** START Data rows **

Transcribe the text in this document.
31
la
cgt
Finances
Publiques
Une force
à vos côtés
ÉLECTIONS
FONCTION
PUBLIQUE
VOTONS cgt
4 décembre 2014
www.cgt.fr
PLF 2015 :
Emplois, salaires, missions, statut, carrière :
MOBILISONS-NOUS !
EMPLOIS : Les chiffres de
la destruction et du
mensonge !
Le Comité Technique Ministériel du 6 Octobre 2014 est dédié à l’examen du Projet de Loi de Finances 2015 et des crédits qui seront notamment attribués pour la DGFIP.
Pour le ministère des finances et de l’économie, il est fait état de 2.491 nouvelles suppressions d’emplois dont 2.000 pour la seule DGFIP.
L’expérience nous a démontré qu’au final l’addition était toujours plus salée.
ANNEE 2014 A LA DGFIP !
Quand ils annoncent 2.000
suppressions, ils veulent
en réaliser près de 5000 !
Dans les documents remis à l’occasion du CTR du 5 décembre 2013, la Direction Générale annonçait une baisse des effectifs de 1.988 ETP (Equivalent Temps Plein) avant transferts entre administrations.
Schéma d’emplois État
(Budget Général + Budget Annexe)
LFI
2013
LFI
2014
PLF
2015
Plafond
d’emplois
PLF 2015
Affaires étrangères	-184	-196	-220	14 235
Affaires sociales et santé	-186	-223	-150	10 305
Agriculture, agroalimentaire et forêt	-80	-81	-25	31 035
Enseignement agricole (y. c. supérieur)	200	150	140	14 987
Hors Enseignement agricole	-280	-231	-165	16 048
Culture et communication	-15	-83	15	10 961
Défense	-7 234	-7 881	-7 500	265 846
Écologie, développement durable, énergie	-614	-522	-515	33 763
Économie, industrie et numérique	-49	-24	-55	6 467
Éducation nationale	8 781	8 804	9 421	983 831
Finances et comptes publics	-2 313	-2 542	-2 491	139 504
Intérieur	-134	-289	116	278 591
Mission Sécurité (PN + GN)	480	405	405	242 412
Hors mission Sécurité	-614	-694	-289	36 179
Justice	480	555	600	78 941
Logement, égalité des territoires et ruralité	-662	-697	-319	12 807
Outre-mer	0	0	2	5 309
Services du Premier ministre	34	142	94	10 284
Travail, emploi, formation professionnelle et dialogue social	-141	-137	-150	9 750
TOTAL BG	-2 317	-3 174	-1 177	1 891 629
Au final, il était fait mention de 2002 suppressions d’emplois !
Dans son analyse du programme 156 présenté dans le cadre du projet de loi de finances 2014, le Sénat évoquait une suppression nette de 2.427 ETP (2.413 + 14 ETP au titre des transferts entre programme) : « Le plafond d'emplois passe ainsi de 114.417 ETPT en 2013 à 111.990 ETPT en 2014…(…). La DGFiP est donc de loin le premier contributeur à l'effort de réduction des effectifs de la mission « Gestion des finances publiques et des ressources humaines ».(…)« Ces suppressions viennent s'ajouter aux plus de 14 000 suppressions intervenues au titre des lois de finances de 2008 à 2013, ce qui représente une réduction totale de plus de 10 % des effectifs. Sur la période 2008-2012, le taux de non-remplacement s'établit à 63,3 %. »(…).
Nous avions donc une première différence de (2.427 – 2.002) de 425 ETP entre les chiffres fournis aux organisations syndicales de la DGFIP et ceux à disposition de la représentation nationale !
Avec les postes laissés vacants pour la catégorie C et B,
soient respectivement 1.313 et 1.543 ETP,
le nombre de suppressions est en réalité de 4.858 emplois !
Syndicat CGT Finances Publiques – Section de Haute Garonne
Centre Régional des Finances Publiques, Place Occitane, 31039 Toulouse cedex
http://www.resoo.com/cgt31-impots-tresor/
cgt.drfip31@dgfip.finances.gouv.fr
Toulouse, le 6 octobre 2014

** END Data rows **

Goal
The records above should be repeated in full, exactly as given.

Expected output
Transcribe the text in this document.
31
la
cgt
Finances
Publiques
Une force
à vos côtés
ÉLECTIONS
FONCTION
PUBLIQUE
VOTONS cgt
4 décembre 2014
www.cgt.fr
PLF 2015 :
Emplois, salaires, missions, statut, carrière :
MOBILISONS-NOUS !
EMPLOIS : Les chiffres de
la destruction et du
mensonge !
Le Comité Technique Ministériel du 6 Octobre 2014 est dédié à l’examen du Projet de Loi de Finances 2015 et des crédits qui seront notamment attribués pour la DGFIP.
Pour le ministère des finances et de l’économie, il est fait état de 2.491 nouvelles suppressions d’emplois dont 2.000 pour la seule DGFIP.
L’expérience nous a démontré qu’au final l’addition était toujours plus salée.
ANNEE 2014 A LA DGFIP !
Quand ils annoncent 2.000
suppressions, ils veulent
en réaliser près de 5000 !
Dans les documents remis à l’occasion du CTR du 5 décembre 2013, la Direction Générale annonçait une baisse des effectifs de 1.988 ETP (Equivalent Temps Plein) avant transferts entre administrations.
Schéma d’emplois État
(Budget Général + Budget Annexe)
LFI
2013
LFI
2014
PLF
2015
Plafond
d’emplois
PLF 2015
Affaires étrangères	-184	-196	-220	14 235
Affaires sociales et santé	-186	-223	-150	10 305
Agriculture, agroalimentaire et forêt	-80	-81	-25	31 035
Enseignement agricole (y. c. supérieur)	200	150	140	14 987
Hors Enseignement agricole	-280	-231	-165	16 048
Culture et communication	-15	-83	15	10 961
Défense	-7 234	-7 881	-7 500	265 846
Écologie, développement durable, énergie	-614	-522	-515	33 763
Économie, industrie et numérique	-49	-24	-55	6 467
Éducation nationale	8 781	8 804	9 421	983 831
Finances et comptes publics	-2 313	-2 542	-2 491	139 504
Intérieur	-134	-289	116	278 591
Mission Sécurité (PN + GN)	480	405	405	242 412
Hors mission Sécurité	-614	-694	-289	36 179
Justice	480	555	600	78 941
Logement, égalité des territoires et ruralité	-662	-697	-319	12 807
Outre-mer	0	0	2	5 309
Services du Premier ministre	34	142	94	10 284
Travail, emploi, formation professionnelle et dialogue social	-141	-137	-150	9 750
TOTAL BG	-2 317	-3 174	-1 177	1 891 629
Au final, il était fait mention de 2002 suppressions d’emplois !
Dans son analyse du programme 156 présenté dans le cadre du projet de loi de finances 2014, le Sénat évoquait une suppression nette de 2.427 ETP (2.413 + 14 ETP au titre des transferts entre programme) : « Le plafond d'emplois passe ainsi de 114.417 ETPT en 2013 à 111.990 ETPT en 2014…(…). La DGFiP est donc de loin le premier contributeur à l'effort de réduction des effectifs de la mission « Gestion des finances publiques et des ressources humaines ».(…)« Ces suppressions viennent s'ajouter aux plus de 14 000 suppressions intervenues au titre des lois de finances de 2008 à 2013, ce qui représente une réduction totale de plus de 10 % des effectifs. Sur la période 2008-2012, le taux de non-remplacement s'établit à 63,3 %. »(…).
Nous avions donc une première différence de (2.427 – 2.002) de 425 ETP entre les chiffres fournis aux organisations syndicales de la DGFIP et ceux à disposition de la représentation nationale !
Avec les postes laissés vacants pour la catégorie C et B,
soient respectivement 1.313 et 1.543 ETP,
le nombre de suppressions est en réalité de 4.858 emplois !
Syndicat CGT Finances Publiques – Section de Haute Garonne
Centre Régional des Finances Publiques, Place Occitane, 31039 Toulouse cedex
http://www.resoo.com/cgt31-impots-tresor/
cgt.drfip31@dgfip.finances.gouv.fr
Toulouse, le 6 octobre 2014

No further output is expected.